Render the data from its first line through the line that contains "data-label: 78.4% <box>168 310 208 326</box>", both ends included, as a Markdown table with the columns "No." and "Entry". Number each line in order and leave out any blank lines.
◇ ◇ ◇ ◇ ◇
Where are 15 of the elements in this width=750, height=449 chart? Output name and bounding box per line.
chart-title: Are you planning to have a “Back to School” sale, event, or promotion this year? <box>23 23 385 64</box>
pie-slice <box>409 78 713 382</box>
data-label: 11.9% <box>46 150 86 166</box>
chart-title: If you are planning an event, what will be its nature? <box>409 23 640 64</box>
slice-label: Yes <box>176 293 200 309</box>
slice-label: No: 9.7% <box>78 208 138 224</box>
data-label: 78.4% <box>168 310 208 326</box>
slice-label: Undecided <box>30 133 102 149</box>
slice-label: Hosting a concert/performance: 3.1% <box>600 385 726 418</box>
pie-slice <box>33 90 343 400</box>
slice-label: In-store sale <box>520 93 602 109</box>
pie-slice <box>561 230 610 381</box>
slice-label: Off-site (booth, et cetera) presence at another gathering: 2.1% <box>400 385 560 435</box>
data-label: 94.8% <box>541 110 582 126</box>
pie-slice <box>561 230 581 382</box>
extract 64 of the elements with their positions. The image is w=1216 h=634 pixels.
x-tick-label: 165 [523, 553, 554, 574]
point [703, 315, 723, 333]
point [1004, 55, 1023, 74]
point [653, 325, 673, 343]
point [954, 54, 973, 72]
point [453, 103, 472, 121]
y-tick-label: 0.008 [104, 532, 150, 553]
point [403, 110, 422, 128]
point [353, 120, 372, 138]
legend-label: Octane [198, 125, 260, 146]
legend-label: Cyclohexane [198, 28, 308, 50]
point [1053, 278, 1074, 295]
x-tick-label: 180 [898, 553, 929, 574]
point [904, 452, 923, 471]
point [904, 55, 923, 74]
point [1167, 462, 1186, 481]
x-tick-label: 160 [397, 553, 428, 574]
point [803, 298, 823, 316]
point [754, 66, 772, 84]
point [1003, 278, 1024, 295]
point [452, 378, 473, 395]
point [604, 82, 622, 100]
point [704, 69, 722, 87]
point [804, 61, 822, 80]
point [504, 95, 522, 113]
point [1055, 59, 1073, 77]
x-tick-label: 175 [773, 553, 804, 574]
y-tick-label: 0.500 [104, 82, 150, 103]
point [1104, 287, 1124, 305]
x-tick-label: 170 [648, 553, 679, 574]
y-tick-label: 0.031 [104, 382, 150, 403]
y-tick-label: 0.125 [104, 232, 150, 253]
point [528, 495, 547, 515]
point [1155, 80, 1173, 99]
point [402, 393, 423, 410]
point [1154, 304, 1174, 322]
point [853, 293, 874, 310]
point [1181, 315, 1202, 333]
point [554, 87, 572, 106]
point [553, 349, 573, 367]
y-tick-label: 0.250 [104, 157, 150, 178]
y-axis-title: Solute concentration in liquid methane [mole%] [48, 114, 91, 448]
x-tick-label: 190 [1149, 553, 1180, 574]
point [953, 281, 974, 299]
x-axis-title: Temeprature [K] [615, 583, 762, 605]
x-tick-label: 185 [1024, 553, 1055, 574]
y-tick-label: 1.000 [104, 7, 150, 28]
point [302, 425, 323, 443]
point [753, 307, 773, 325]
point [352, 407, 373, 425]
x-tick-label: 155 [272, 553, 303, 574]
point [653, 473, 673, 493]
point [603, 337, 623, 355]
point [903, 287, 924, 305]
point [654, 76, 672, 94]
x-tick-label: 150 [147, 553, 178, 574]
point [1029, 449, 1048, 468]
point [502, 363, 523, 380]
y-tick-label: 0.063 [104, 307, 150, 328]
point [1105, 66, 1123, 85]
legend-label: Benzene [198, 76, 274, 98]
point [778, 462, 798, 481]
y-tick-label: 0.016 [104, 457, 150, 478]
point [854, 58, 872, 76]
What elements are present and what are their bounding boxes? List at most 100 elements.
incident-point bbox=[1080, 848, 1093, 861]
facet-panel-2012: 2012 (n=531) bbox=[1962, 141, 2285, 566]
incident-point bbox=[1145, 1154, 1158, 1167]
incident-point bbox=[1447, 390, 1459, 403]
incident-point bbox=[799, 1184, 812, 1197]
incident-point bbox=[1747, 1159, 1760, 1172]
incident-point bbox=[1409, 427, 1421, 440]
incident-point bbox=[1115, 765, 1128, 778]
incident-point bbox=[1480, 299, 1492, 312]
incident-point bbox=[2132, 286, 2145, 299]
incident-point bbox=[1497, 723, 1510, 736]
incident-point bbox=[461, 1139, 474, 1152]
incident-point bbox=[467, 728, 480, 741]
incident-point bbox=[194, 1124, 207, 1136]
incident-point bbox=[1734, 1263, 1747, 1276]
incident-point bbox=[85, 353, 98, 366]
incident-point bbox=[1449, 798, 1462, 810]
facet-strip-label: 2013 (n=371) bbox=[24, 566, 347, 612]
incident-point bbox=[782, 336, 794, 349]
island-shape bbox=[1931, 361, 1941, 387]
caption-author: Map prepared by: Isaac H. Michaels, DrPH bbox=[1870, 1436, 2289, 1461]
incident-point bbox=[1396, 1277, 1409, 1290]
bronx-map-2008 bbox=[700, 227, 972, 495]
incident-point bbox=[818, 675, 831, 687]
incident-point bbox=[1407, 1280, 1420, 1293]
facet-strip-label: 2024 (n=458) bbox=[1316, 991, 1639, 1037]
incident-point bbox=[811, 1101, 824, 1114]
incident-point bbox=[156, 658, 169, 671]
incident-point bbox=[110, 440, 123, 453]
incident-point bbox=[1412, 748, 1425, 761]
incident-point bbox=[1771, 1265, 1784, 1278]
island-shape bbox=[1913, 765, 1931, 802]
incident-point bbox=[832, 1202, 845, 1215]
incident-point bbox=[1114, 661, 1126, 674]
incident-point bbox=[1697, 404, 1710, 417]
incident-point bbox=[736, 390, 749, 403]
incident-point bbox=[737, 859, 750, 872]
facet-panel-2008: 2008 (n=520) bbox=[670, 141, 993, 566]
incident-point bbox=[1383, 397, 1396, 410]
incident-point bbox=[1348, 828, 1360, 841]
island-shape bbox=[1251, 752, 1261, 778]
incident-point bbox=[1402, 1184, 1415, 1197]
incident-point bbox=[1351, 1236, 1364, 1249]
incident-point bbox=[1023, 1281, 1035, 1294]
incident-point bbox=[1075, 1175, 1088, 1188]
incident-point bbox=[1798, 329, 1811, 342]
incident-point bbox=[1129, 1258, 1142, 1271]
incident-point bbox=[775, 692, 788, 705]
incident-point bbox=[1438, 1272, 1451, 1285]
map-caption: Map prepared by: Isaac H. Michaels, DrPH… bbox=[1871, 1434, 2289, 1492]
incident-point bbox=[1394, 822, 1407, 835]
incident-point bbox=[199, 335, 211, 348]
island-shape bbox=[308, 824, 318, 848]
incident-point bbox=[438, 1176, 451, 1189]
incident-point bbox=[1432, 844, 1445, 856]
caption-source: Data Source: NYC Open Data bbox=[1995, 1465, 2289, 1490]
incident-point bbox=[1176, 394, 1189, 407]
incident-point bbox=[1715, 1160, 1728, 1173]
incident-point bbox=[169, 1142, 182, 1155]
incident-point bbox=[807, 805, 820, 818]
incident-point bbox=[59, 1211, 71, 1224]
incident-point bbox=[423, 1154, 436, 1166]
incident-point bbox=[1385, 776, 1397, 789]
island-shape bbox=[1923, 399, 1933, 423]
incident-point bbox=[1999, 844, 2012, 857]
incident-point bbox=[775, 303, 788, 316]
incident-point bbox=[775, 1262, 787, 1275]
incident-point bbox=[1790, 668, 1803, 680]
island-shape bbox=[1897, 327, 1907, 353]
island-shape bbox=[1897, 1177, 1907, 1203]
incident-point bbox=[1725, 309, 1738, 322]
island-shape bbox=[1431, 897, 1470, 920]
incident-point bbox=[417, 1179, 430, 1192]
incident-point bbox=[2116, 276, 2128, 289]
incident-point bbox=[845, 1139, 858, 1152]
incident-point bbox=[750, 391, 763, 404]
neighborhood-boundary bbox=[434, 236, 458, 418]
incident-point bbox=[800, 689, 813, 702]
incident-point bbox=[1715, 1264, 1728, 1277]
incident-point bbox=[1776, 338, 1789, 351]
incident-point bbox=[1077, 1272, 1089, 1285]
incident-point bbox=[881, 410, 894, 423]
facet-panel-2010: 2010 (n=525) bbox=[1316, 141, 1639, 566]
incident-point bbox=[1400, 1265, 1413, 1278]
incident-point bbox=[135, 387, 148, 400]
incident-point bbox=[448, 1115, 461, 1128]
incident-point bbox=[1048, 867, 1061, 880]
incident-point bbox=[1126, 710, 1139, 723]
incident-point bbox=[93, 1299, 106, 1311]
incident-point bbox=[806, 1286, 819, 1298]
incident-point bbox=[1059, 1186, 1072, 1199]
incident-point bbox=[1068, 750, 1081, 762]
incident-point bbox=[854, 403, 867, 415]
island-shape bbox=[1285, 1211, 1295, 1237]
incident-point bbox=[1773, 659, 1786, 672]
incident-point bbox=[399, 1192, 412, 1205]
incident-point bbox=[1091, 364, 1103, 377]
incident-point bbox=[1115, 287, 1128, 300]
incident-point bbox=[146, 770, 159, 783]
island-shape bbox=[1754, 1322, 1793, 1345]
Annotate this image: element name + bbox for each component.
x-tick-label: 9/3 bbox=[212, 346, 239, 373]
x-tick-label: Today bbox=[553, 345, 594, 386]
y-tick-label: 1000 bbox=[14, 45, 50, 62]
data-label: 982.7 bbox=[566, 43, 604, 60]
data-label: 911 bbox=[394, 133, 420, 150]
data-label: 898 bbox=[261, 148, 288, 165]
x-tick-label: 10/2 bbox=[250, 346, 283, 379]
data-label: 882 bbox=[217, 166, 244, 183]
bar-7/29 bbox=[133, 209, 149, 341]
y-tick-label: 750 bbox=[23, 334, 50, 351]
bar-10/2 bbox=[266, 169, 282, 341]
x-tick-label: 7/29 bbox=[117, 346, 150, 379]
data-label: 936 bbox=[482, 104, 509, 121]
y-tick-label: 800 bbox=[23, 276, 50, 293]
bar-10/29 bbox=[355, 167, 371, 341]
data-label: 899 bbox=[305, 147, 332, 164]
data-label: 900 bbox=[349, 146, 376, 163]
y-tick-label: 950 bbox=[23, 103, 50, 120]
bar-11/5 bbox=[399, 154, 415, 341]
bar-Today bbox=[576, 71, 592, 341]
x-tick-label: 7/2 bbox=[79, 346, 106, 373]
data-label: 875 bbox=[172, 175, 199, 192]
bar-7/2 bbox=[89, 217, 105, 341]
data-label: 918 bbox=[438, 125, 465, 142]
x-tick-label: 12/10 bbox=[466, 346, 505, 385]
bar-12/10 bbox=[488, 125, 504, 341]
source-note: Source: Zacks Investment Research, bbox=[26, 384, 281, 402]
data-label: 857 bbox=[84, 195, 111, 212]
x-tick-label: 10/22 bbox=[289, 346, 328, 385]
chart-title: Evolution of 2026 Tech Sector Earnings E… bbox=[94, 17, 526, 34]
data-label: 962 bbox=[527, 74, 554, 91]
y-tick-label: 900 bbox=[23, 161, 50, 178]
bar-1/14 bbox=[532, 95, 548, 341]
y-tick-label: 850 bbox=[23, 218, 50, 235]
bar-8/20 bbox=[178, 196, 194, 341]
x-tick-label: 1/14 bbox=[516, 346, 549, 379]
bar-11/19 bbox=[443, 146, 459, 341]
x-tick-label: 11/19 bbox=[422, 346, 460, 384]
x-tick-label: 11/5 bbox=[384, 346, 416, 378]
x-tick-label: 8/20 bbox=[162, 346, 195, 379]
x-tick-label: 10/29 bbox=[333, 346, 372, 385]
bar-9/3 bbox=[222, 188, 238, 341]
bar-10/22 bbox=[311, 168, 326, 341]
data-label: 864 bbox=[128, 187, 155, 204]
◇ ◇ ◇ ◇ ◇
▶ _Answer_
| No. | Entry |
|---|---|
| 1 | Where are 15 of the elements in this width=750, height=449 chart? Output name and bounding box per line. |
| 2 | chart-title: Are you planning to have a “Back to School” sale, event, or promotion this year? <box>23 23 385 64</box> |
| 3 | pie-slice <box>409 78 713 382</box> |
| 4 | data-label: 11.9% <box>46 150 86 166</box> |
| 5 | chart-title: If you are planning an event, what will be its nature? <box>409 23 640 64</box> |
| 6 | slice-label: Yes <box>176 293 200 309</box> |
| 7 | slice-label: No: 9.7% <box>78 208 138 224</box> |
| 8 | data-label: 78.4% <box>168 310 208 326</box> |